[What the task asks]:
Copy out every line that contains "values".

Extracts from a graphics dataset

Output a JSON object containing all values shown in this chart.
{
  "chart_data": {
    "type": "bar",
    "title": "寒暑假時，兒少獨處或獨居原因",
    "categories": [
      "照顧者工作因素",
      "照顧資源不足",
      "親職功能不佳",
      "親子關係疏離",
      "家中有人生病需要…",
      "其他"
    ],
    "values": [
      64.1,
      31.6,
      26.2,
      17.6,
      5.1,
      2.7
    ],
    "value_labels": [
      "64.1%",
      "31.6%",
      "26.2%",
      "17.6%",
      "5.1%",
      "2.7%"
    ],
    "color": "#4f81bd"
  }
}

[Result]:
Output a JSON object containing all values shown in this chart.
    "values": [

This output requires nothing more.